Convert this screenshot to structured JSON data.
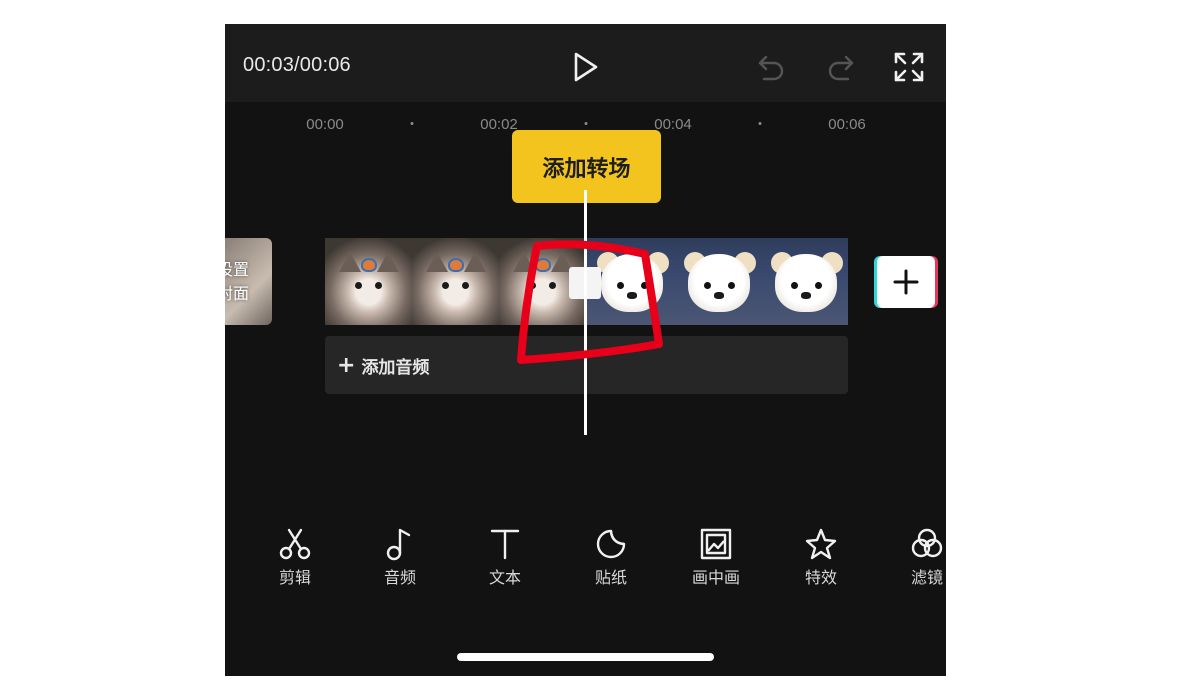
{
  "header": {
    "timecode": "00:03/00:06",
    "play_icon": "play-icon",
    "undo_icon": "undo-icon",
    "redo_icon": "redo-icon",
    "fullscreen_icon": "fullscreen-icon"
  },
  "ruler": {
    "ticks": [
      "00:00",
      "00:02",
      "00:04",
      "00:06"
    ]
  },
  "timeline": {
    "tooltip": "添加转场",
    "cover_line1": "设置",
    "cover_line2": "封面",
    "add_audio": "添加音频",
    "add_audio_plus": "+",
    "add_clip_icon": "plus-icon"
  },
  "toolbar": {
    "items": [
      {
        "label": "剪辑",
        "icon": "scissors-icon"
      },
      {
        "label": "音频",
        "icon": "music-note-icon"
      },
      {
        "label": "文本",
        "icon": "text-icon"
      },
      {
        "label": "贴纸",
        "icon": "sticker-icon"
      },
      {
        "label": "画中画",
        "icon": "picture-in-picture-icon"
      },
      {
        "label": "特效",
        "icon": "star-effect-icon"
      },
      {
        "label": "滤镜",
        "icon": "filter-icon"
      }
    ]
  },
  "colors": {
    "background": "#121212",
    "topbar": "#1c1c1c",
    "accent_yellow": "#f2c41d",
    "annotation_red": "#e8001a"
  }
}
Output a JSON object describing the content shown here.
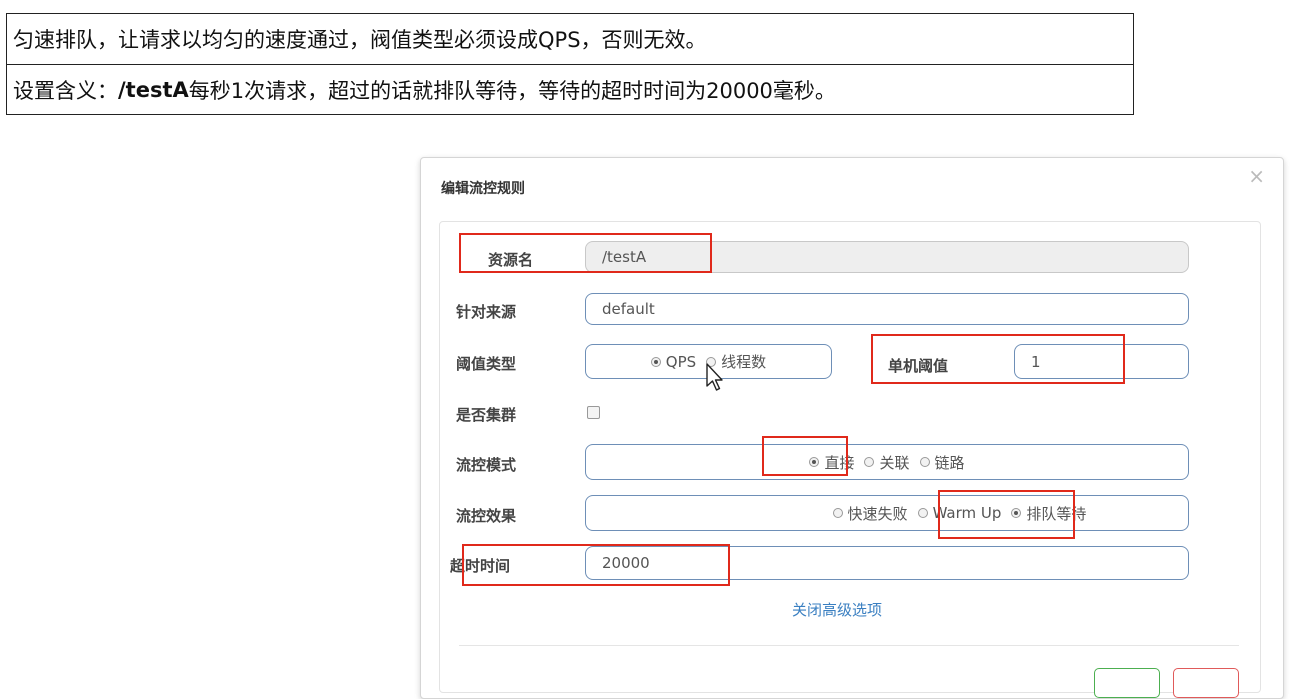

» Stated problem
Using the listing above, pick out each line that contains the word "JSON", then copy it.

» Reply
Convert this screenshot to structured JSON data.
Output a JSON object describing the content shown here.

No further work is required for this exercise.